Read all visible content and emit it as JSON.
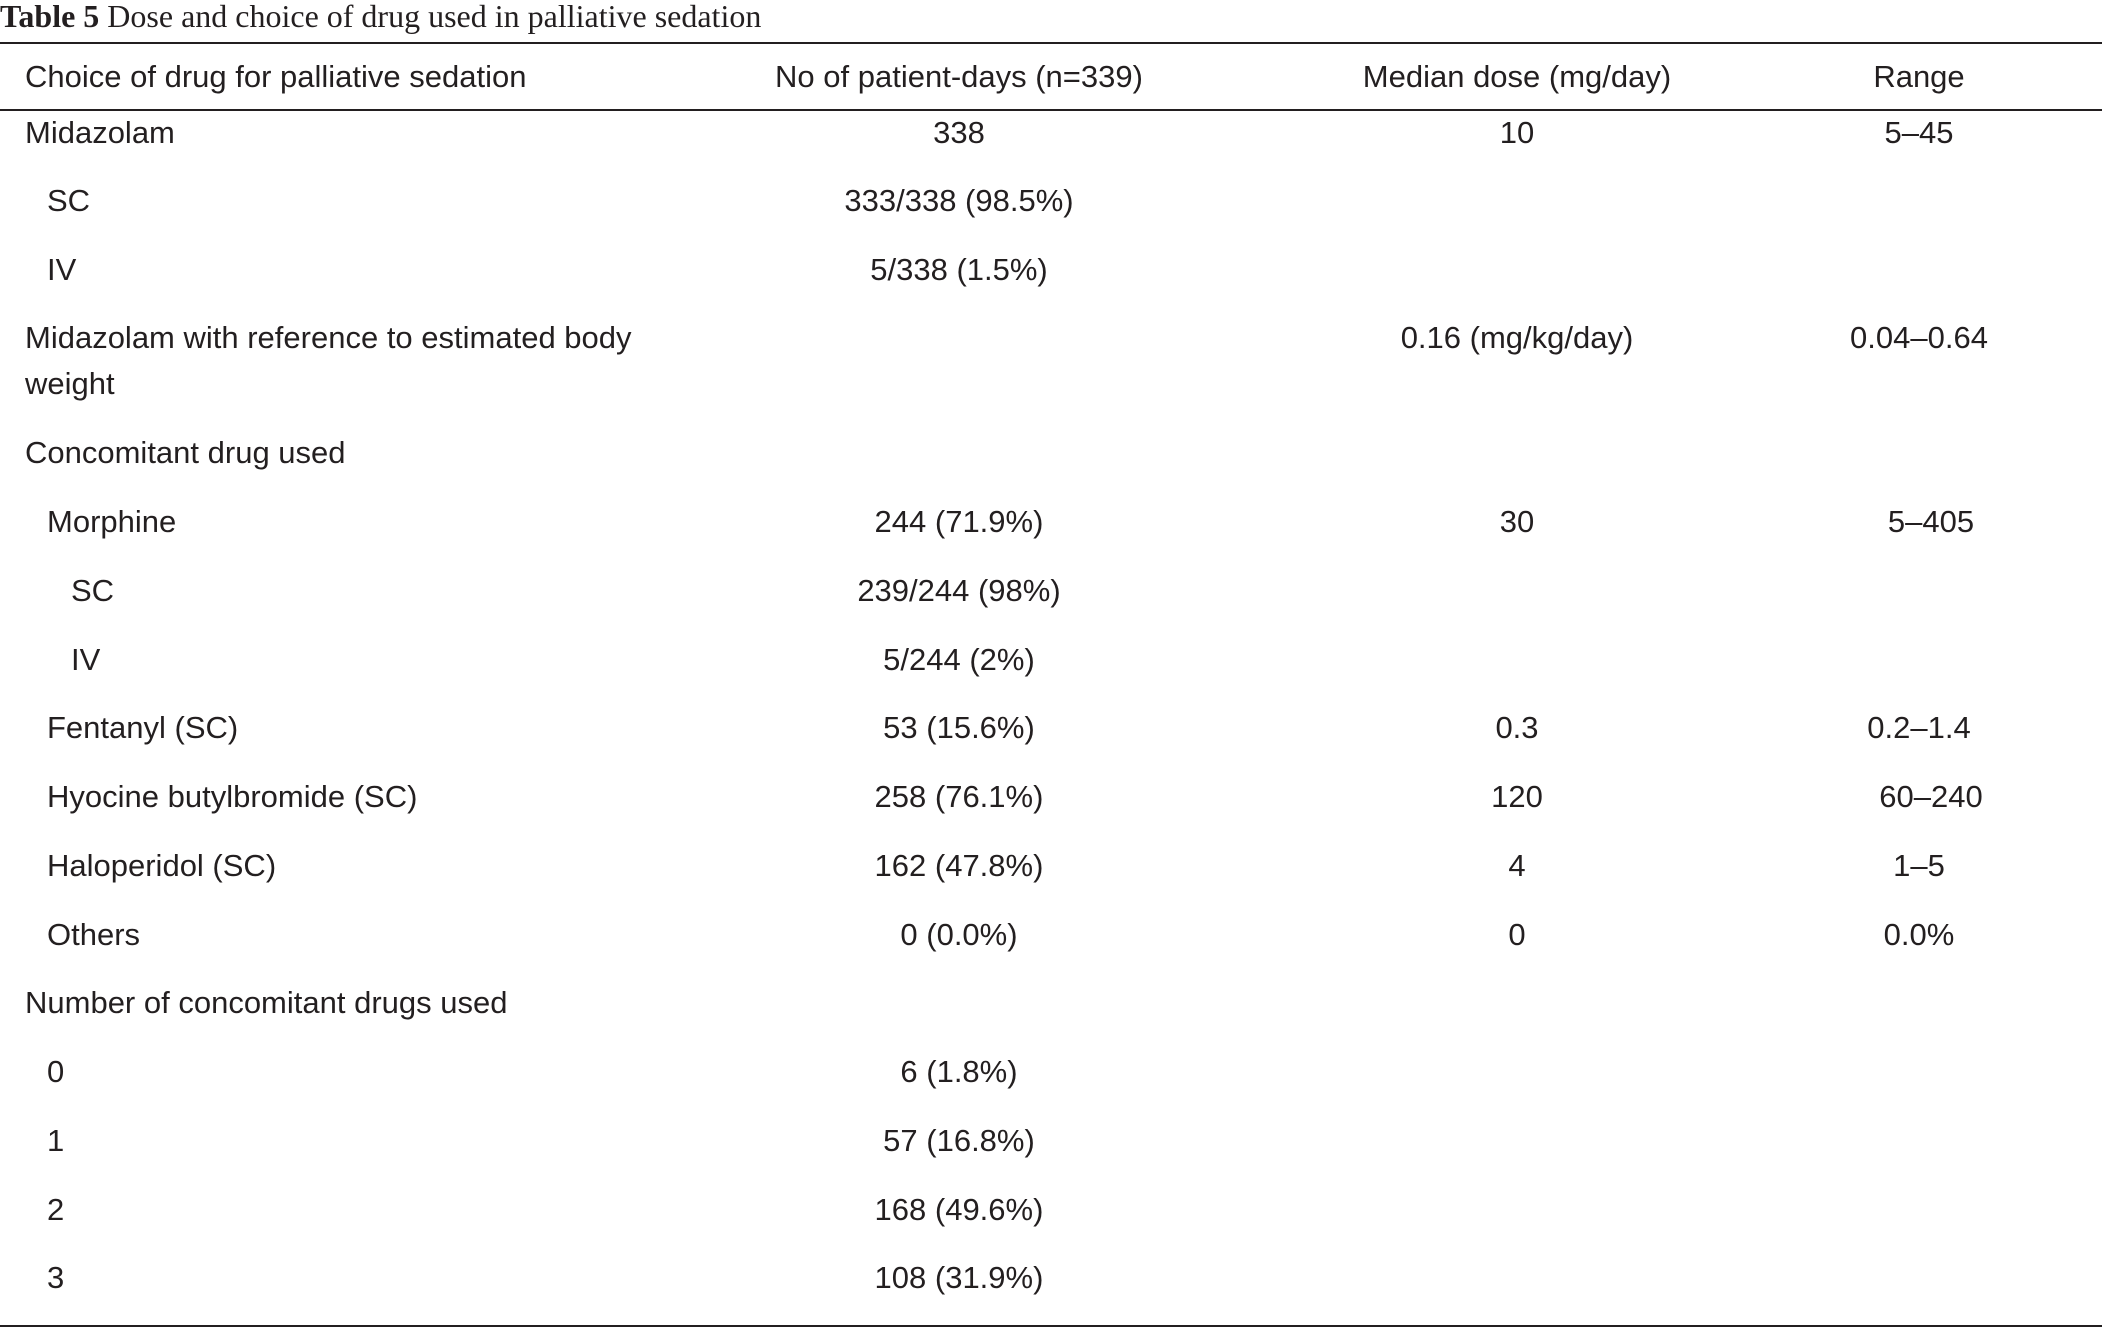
{
  "caption": {
    "label": "Table 5",
    "text": "Dose and choice of drug used in palliative sedation"
  },
  "headers": {
    "drug": "Choice of drug for palliative sedation",
    "patient_days": "No of patient-days (n=339)",
    "median_dose": "Median dose (mg/day)",
    "range": "Range"
  },
  "rows": [
    {
      "drug": "Midazolam",
      "patient_days": "338",
      "median_dose": "10",
      "range": "5–45"
    },
    {
      "drug": "SC",
      "patient_days": "333/338 (98.5%)",
      "median_dose": "",
      "range": ""
    },
    {
      "drug": "IV",
      "patient_days": "5/338 (1.5%)",
      "median_dose": "",
      "range": ""
    },
    {
      "drug": "Midazolam with reference to estimated body weight",
      "patient_days": "",
      "median_dose": "0.16 (mg/kg/day)",
      "range": "0.04–0.64"
    },
    {
      "drug": "Concomitant drug used",
      "patient_days": "",
      "median_dose": "",
      "range": ""
    },
    {
      "drug": "Morphine",
      "patient_days": "244 (71.9%)",
      "median_dose": "30",
      "range": "5–405"
    },
    {
      "drug": "SC",
      "patient_days": "239/244 (98%)",
      "median_dose": "",
      "range": ""
    },
    {
      "drug": "IV",
      "patient_days": "5/244 (2%)",
      "median_dose": "",
      "range": ""
    },
    {
      "drug": "Fentanyl (SC)",
      "patient_days": "53 (15.6%)",
      "median_dose": "0.3",
      "range": "0.2–1.4"
    },
    {
      "drug": "Hyocine butylbromide (SC)",
      "patient_days": "258 (76.1%)",
      "median_dose": "120",
      "range": "60–240"
    },
    {
      "drug": "Haloperidol (SC)",
      "patient_days": "162 (47.8%)",
      "median_dose": "4",
      "range": "1–5"
    },
    {
      "drug": "Others",
      "patient_days": "0 (0.0%)",
      "median_dose": "0",
      "range": "0.0%"
    },
    {
      "drug": "Number of concomitant drugs used",
      "patient_days": "",
      "median_dose": "",
      "range": ""
    },
    {
      "drug": "0",
      "patient_days": "6 (1.8%)",
      "median_dose": "",
      "range": ""
    },
    {
      "drug": "1",
      "patient_days": "57 (16.8%)",
      "median_dose": "",
      "range": ""
    },
    {
      "drug": "2",
      "patient_days": "168 (49.6%)",
      "median_dose": "",
      "range": ""
    },
    {
      "drug": "3",
      "patient_days": "108 (31.9%)",
      "median_dose": "",
      "range": ""
    }
  ]
}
::::::::
Say how many lines in the records above hold "sedation", and give no other text.

2